--- BEGIN Source data ---
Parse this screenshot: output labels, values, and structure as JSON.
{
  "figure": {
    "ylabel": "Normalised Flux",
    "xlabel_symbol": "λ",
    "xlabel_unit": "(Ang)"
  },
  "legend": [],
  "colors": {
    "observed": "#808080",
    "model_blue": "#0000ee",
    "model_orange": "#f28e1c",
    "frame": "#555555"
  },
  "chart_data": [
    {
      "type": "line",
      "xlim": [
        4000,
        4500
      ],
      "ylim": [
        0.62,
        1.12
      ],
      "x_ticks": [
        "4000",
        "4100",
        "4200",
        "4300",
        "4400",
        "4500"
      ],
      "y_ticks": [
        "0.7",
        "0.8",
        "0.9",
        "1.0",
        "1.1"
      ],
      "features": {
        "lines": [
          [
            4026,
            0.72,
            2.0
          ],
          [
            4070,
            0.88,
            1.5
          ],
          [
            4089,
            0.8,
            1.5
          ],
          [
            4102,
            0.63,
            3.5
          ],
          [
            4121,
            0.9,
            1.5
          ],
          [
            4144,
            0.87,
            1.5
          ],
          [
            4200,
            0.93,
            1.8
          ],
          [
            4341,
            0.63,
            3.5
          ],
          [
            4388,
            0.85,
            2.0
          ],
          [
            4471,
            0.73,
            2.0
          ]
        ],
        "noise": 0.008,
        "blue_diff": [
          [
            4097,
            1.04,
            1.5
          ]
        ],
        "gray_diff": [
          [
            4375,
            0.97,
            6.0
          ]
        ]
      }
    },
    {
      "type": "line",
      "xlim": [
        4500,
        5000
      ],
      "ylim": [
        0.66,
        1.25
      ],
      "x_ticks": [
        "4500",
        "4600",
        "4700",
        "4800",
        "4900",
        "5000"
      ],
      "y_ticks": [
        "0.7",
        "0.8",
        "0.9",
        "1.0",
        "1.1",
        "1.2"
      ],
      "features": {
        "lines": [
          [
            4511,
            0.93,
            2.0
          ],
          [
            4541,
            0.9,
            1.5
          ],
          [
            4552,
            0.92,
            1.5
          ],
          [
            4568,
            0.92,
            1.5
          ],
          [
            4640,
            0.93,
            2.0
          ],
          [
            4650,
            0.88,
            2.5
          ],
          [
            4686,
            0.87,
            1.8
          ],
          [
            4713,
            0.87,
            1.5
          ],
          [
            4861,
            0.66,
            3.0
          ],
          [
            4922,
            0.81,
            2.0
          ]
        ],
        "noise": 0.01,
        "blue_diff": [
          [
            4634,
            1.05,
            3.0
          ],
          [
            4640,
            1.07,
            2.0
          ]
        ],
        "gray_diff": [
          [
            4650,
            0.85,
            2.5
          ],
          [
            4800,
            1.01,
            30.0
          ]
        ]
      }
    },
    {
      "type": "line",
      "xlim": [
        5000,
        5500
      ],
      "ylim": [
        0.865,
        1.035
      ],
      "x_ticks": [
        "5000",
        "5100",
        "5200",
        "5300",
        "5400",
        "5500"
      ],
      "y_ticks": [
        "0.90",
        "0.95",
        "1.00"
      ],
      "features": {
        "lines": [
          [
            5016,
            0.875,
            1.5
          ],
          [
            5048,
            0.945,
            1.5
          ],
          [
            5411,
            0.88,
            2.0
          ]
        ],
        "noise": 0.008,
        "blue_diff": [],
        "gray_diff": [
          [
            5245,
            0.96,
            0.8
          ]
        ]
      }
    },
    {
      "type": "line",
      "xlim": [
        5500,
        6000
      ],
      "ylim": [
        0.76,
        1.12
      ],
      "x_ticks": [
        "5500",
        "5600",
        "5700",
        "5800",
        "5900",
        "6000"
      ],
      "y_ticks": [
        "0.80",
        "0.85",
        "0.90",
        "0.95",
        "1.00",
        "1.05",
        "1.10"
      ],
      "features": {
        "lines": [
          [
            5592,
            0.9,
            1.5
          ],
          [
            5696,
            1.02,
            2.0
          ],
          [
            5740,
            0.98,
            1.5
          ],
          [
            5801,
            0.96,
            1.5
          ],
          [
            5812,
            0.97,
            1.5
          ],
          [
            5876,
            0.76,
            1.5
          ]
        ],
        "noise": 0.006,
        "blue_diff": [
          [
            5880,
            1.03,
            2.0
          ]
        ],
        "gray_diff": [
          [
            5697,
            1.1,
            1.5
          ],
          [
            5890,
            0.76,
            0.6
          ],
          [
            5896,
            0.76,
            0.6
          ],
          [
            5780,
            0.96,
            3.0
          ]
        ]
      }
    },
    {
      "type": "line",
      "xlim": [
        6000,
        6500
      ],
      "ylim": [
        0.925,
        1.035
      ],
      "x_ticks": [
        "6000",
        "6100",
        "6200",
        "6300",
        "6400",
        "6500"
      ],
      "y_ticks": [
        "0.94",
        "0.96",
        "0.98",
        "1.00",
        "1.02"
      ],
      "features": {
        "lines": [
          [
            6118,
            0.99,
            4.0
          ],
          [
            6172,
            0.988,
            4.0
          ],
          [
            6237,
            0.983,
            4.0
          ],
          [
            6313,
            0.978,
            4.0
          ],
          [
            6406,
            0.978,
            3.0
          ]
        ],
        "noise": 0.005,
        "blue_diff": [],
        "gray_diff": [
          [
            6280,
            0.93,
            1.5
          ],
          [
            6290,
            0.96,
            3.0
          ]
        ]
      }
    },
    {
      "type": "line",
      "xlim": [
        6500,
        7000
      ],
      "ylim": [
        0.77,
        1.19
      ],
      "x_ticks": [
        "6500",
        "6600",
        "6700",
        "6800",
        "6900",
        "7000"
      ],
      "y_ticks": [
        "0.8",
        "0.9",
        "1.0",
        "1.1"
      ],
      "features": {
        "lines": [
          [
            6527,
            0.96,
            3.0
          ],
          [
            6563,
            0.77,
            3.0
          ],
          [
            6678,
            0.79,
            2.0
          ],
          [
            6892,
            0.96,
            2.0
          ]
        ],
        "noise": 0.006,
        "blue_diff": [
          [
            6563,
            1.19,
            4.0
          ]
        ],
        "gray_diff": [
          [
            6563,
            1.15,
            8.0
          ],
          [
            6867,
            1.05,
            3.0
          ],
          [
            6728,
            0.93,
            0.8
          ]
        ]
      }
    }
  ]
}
--- END Source data ---
_The problem_
Hand back the material above in full, exactly as written.

_Result_
Parse this screenshot: output labels, values, and structure as JSON.
{
  "figure": {
    "ylabel": "Normalised Flux",
    "xlabel_symbol": "λ",
    "xlabel_unit": "(Ang)"
  },
  "legend": [],
  "colors": {
    "observed": "#808080",
    "model_blue": "#0000ee",
    "model_orange": "#f28e1c",
    "frame": "#555555"
  },
  "chart_data": [
    {
      "type": "line",
      "xlim": [
        4000,
        4500
      ],
      "ylim": [
        0.62,
        1.12
      ],
      "x_ticks": [
        "4000",
        "4100",
        "4200",
        "4300",
        "4400",
        "4500"
      ],
      "y_ticks": [
        "0.7",
        "0.8",
        "0.9",
        "1.0",
        "1.1"
      ],
      "features": {
        "lines": [
          [
            4026,
            0.72,
            2.0
          ],
          [
            4070,
            0.88,
            1.5
          ],
          [
            4089,
            0.8,
            1.5
          ],
          [
            4102,
            0.63,
            3.5
          ],
          [
            4121,
            0.9,
            1.5
          ],
          [
            4144,
            0.87,
            1.5
          ],
          [
            4200,
            0.93,
            1.8
          ],
          [
            4341,
            0.63,
            3.5
          ],
          [
            4388,
            0.85,
            2.0
          ],
          [
            4471,
            0.73,
            2.0
          ]
        ],
        "noise": 0.008,
        "blue_diff": [
          [
            4097,
            1.04,
            1.5
          ]
        ],
        "gray_diff": [
          [
            4375,
            0.97,
            6.0
          ]
        ]
      }
    },
    {
      "type": "line",
      "xlim": [
        4500,
        5000
      ],
      "ylim": [
        0.66,
        1.25
      ],
      "x_ticks": [
        "4500",
        "4600",
        "4700",
        "4800",
        "4900",
        "5000"
      ],
      "y_ticks": [
        "0.7",
        "0.8",
        "0.9",
        "1.0",
        "1.1",
        "1.2"
      ],
      "features": {
        "lines": [
          [
            4511,
            0.93,
            2.0
          ],
          [
            4541,
            0.9,
            1.5
          ],
          [
            4552,
            0.92,
            1.5
          ],
          [
            4568,
            0.92,
            1.5
          ],
          [
            4640,
            0.93,
            2.0
          ],
          [
            4650,
            0.88,
            2.5
          ],
          [
            4686,
            0.87,
            1.8
          ],
          [
            4713,
            0.87,
            1.5
          ],
          [
            4861,
            0.66,
            3.0
          ],
          [
            4922,
            0.81,
            2.0
          ]
        ],
        "noise": 0.01,
        "blue_diff": [
          [
            4634,
            1.05,
            3.0
          ],
          [
            4640,
            1.07,
            2.0
          ]
        ],
        "gray_diff": [
          [
            4650,
            0.85,
            2.5
          ],
          [
            4800,
            1.01,
            30.0
          ]
        ]
      }
    },
    {
      "type": "line",
      "xlim": [
        5000,
        5500
      ],
      "ylim": [
        0.865,
        1.035
      ],
      "x_ticks": [
        "5000",
        "5100",
        "5200",
        "5300",
        "5400",
        "5500"
      ],
      "y_ticks": [
        "0.90",
        "0.95",
        "1.00"
      ],
      "features": {
        "lines": [
          [
            5016,
            0.875,
            1.5
          ],
          [
            5048,
            0.945,
            1.5
          ],
          [
            5411,
            0.88,
            2.0
          ]
        ],
        "noise": 0.008,
        "blue_diff": [],
        "gray_diff": [
          [
            5245,
            0.96,
            0.8
          ]
        ]
      }
    },
    {
      "type": "line",
      "xlim": [
        5500,
        6000
      ],
      "ylim": [
        0.76,
        1.12
      ],
      "x_ticks": [
        "5500",
        "5600",
        "5700",
        "5800",
        "5900",
        "6000"
      ],
      "y_ticks": [
        "0.80",
        "0.85",
        "0.90",
        "0.95",
        "1.00",
        "1.05",
        "1.10"
      ],
      "features": {
        "lines": [
          [
            5592,
            0.9,
            1.5
          ],
          [
            5696,
            1.02,
            2.0
          ],
          [
            5740,
            0.98,
            1.5
          ],
          [
            5801,
            0.96,
            1.5
          ],
          [
            5812,
            0.97,
            1.5
          ],
          [
            5876,
            0.76,
            1.5
          ]
        ],
        "noise": 0.006,
        "blue_diff": [
          [
            5880,
            1.03,
            2.0
          ]
        ],
        "gray_diff": [
          [
            5697,
            1.1,
            1.5
          ],
          [
            5890,
            0.76,
            0.6
          ],
          [
            5896,
            0.76,
            0.6
          ],
          [
            5780,
            0.96,
            3.0
          ]
        ]
      }
    },
    {
      "type": "line",
      "xlim": [
        6000,
        6500
      ],
      "ylim": [
        0.925,
        1.035
      ],
      "x_ticks": [
        "6000",
        "6100",
        "6200",
        "6300",
        "6400",
        "6500"
      ],
      "y_ticks": [
        "0.94",
        "0.96",
        "0.98",
        "1.00",
        "1.02"
      ],
      "features": {
        "lines": [
          [
            6118,
            0.99,
            4.0
          ],
          [
            6172,
            0.988,
            4.0
          ],
          [
            6237,
            0.983,
            4.0
          ],
          [
            6313,
            0.978,
            4.0
          ],
          [
            6406,
            0.978,
            3.0
          ]
        ],
        "noise": 0.005,
        "blue_diff": [],
        "gray_diff": [
          [
            6280,
            0.93,
            1.5
          ],
          [
            6290,
            0.96,
            3.0
          ]
        ]
      }
    },
    {
      "type": "line",
      "xlim": [
        6500,
        7000
      ],
      "ylim": [
        0.77,
        1.19
      ],
      "x_ticks": [
        "6500",
        "6600",
        "6700",
        "6800",
        "6900",
        "7000"
      ],
      "y_ticks": [
        "0.8",
        "0.9",
        "1.0",
        "1.1"
      ],
      "features": {
        "lines": [
          [
            6527,
            0.96,
            3.0
          ],
          [
            6563,
            0.77,
            3.0
          ],
          [
            6678,
            0.79,
            2.0
          ],
          [
            6892,
            0.96,
            2.0
          ]
        ],
        "noise": 0.006,
        "blue_diff": [
          [
            6563,
            1.19,
            4.0
          ]
        ],
        "gray_diff": [
          [
            6563,
            1.15,
            8.0
          ],
          [
            6867,
            1.05,
            3.0
          ],
          [
            6728,
            0.93,
            0.8
          ]
        ]
      }
    }
  ]
}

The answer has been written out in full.